MATERIAL PROVIDED -
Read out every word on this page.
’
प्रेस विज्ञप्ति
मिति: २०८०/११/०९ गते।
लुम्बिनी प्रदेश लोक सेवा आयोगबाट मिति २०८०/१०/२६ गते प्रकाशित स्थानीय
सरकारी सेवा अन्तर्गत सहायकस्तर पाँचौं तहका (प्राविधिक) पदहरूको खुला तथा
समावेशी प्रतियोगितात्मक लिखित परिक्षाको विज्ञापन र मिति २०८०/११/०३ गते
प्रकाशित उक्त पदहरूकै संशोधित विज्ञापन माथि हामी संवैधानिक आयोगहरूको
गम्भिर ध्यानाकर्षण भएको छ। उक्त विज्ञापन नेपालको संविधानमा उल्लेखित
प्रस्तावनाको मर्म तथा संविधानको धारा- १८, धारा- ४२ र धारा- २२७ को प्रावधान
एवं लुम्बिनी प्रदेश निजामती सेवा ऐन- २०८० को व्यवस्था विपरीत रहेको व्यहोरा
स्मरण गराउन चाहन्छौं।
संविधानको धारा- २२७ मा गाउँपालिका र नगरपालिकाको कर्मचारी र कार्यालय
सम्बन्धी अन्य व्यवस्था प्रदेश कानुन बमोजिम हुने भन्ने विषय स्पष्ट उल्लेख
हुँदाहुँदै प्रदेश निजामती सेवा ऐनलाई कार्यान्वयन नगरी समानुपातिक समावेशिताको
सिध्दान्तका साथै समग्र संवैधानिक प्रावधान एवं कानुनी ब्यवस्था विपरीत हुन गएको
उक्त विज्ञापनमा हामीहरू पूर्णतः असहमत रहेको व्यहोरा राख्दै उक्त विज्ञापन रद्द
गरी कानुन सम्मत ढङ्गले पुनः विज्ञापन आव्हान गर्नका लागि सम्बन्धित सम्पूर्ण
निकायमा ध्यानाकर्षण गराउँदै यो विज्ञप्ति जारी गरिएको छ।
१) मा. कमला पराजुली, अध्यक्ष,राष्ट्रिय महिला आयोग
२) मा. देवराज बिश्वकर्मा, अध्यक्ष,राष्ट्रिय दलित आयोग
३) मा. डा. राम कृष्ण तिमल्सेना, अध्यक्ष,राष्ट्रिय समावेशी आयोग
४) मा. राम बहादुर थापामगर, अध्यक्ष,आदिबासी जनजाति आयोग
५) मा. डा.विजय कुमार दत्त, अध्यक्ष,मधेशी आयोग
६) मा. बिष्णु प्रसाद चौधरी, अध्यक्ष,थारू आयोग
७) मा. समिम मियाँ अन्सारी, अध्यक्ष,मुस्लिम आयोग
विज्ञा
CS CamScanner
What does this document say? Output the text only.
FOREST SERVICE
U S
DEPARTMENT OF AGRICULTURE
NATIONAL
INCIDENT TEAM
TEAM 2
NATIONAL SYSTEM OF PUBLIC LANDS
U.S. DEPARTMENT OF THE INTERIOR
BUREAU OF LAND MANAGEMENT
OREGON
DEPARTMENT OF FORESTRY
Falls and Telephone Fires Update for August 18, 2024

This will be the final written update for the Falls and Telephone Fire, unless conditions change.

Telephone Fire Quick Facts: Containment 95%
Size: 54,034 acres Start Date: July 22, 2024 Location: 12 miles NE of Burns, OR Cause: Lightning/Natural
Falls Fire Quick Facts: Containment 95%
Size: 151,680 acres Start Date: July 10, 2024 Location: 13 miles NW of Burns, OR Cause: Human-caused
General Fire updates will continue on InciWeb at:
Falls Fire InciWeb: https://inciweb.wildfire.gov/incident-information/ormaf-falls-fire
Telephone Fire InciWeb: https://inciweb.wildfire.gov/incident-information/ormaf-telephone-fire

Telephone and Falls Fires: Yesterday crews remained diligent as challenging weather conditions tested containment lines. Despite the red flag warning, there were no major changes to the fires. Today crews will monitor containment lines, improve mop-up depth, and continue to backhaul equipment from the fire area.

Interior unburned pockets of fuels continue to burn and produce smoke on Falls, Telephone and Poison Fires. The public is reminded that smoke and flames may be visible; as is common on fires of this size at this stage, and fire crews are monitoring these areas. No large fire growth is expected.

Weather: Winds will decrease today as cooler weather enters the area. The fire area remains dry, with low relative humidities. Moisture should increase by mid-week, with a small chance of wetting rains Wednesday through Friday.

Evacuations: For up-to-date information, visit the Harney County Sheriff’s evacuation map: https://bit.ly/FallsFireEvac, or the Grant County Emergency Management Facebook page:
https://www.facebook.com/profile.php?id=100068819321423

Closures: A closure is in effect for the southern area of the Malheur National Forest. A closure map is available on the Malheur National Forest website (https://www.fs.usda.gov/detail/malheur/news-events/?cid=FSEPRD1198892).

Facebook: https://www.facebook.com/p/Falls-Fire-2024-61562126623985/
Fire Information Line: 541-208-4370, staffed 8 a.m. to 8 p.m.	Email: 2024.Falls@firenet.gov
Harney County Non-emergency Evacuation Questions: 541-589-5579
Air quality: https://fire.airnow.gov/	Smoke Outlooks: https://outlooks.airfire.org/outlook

WHAT IS ASKED - Every record above must be duplicated exactly.

WRITTEN ANSWER -
Read out every word on this page.
’
प्रेस विज्ञप्ति
मिति: २०८०/११/०९ गते।
लुम्बिनी प्रदेश लोक सेवा आयोगबाट मिति २०८०/१०/२६ गते प्रकाशित स्थानीय
सरकारी सेवा अन्तर्गत सहायकस्तर पाँचौं तहका (प्राविधिक) पदहरूको खुला तथा
समावेशी प्रतियोगितात्मक लिखित परिक्षाको विज्ञापन र मिति २०८०/११/०३ गते
प्रकाशित उक्त पदहरूकै संशोधित विज्ञापन माथि हामी संवैधानिक आयोगहरूको
गम्भिर ध्यानाकर्षण भएको छ। उक्त विज्ञापन नेपालको संविधानमा उल्लेखित
प्रस्तावनाको मर्म तथा संविधानको धारा- १८, धारा- ४२ र धारा- २२७ को प्रावधान
एवं लुम्बिनी प्रदेश निजामती सेवा ऐन- २०८० को व्यवस्था विपरीत रहेको व्यहोरा
स्मरण गराउन चाहन्छौं।
संविधानको धारा- २२७ मा गाउँपालिका र नगरपालिकाको कर्मचारी र कार्यालय
सम्बन्धी अन्य व्यवस्था प्रदेश कानुन बमोजिम हुने भन्ने विषय स्पष्ट उल्लेख
हुँदाहुँदै प्रदेश निजामती सेवा ऐनलाई कार्यान्वयन नगरी समानुपातिक समावेशिताको
सिध्दान्तका साथै समग्र संवैधानिक प्रावधान एवं कानुनी ब्यवस्था विपरीत हुन गएको
उक्त विज्ञापनमा हामीहरू पूर्णतः असहमत रहेको व्यहोरा राख्दै उक्त विज्ञापन रद्द
गरी कानुन सम्मत ढङ्गले पुनः विज्ञापन आव्हान गर्नका लागि सम्बन्धित सम्पूर्ण
निकायमा ध्यानाकर्षण गराउँदै यो विज्ञप्ति जारी गरिएको छ।
१) मा. कमला पराजुली, अध्यक्ष,राष्ट्रिय महिला आयोग
२) मा. देवराज बिश्वकर्मा, अध्यक्ष,राष्ट्रिय दलित आयोग
३) मा. डा. राम कृष्ण तिमल्सेना, अध्यक्ष,राष्ट्रिय समावेशी आयोग
४) मा. राम बहादुर थापामगर, अध्यक्ष,आदिबासी जनजाति आयोग
५) मा. डा.विजय कुमार दत्त, अध्यक्ष,मधेशी आयोग
६) मा. बिष्णु प्रसाद चौधरी, अध्यक्ष,थारू आयोग
७) मा. समिम मियाँ अन्सारी, अध्यक्ष,मुस्लिम आयोग
विज्ञा
CS CamScanner
What does this document say? Output the text only.
FOREST SERVICE
U S
DEPARTMENT OF AGRICULTURE
NATIONAL
INCIDENT TEAM
TEAM 2
NATIONAL SYSTEM OF PUBLIC LANDS
U.S. DEPARTMENT OF THE INTERIOR
BUREAU OF LAND MANAGEMENT
OREGON
DEPARTMENT OF FORESTRY
Falls and Telephone Fires Update for August 18, 2024

This will be the final written update for the Falls and Telephone Fire, unless conditions change.

Telephone Fire Quick Facts: Containment 95%
Size: 54,034 acres Start Date: July 22, 2024 Location: 12 miles NE of Burns, OR Cause: Lightning/Natural
Falls Fire Quick Facts: Containment 95%
Size: 151,680 acres Start Date: July 10, 2024 Location: 13 miles NW of Burns, OR Cause: Human-caused
General Fire updates will continue on InciWeb at:
Falls Fire InciWeb: https://inciweb.wildfire.gov/incident-information/ormaf-falls-fire
Telephone Fire InciWeb: https://inciweb.wildfire.gov/incident-information/ormaf-telephone-fire

Telephone and Falls Fires: Yesterday crews remained diligent as challenging weather conditions tested containment lines. Despite the red flag warning, there were no major changes to the fires. Today crews will monitor containment lines, improve mop-up depth, and continue to backhaul equipment from the fire area.

Interior unburned pockets of fuels continue to burn and produce smoke on Falls, Telephone and Poison Fires. The public is reminded that smoke and flames may be visible; as is common on fires of this size at this stage, and fire crews are monitoring these areas. No large fire growth is expected.

Weather: Winds will decrease today as cooler weather enters the area. The fire area remains dry, with low relative humidities. Moisture should increase by mid-week, with a small chance of wetting rains Wednesday through Friday.

Evacuations: For up-to-date information, visit the Harney County Sheriff’s evacuation map: https://bit.ly/FallsFireEvac, or the Grant County Emergency Management Facebook page:
https://www.facebook.com/profile.php?id=100068819321423

Closures: A closure is in effect for the southern area of the Malheur National Forest. A closure map is available on the Malheur National Forest website (https://www.fs.usda.gov/detail/malheur/news-events/?cid=FSEPRD1198892).

Facebook: https://www.facebook.com/p/Falls-Fire-2024-61562126623985/
Fire Information Line: 541-208-4370, staffed 8 a.m. to 8 p.m.	Email: 2024.Falls@firenet.gov
Harney County Non-emergency Evacuation Questions: 541-589-5579
Air quality: https://fire.airnow.gov/	Smoke Outlooks: https://outlooks.airfire.org/outlook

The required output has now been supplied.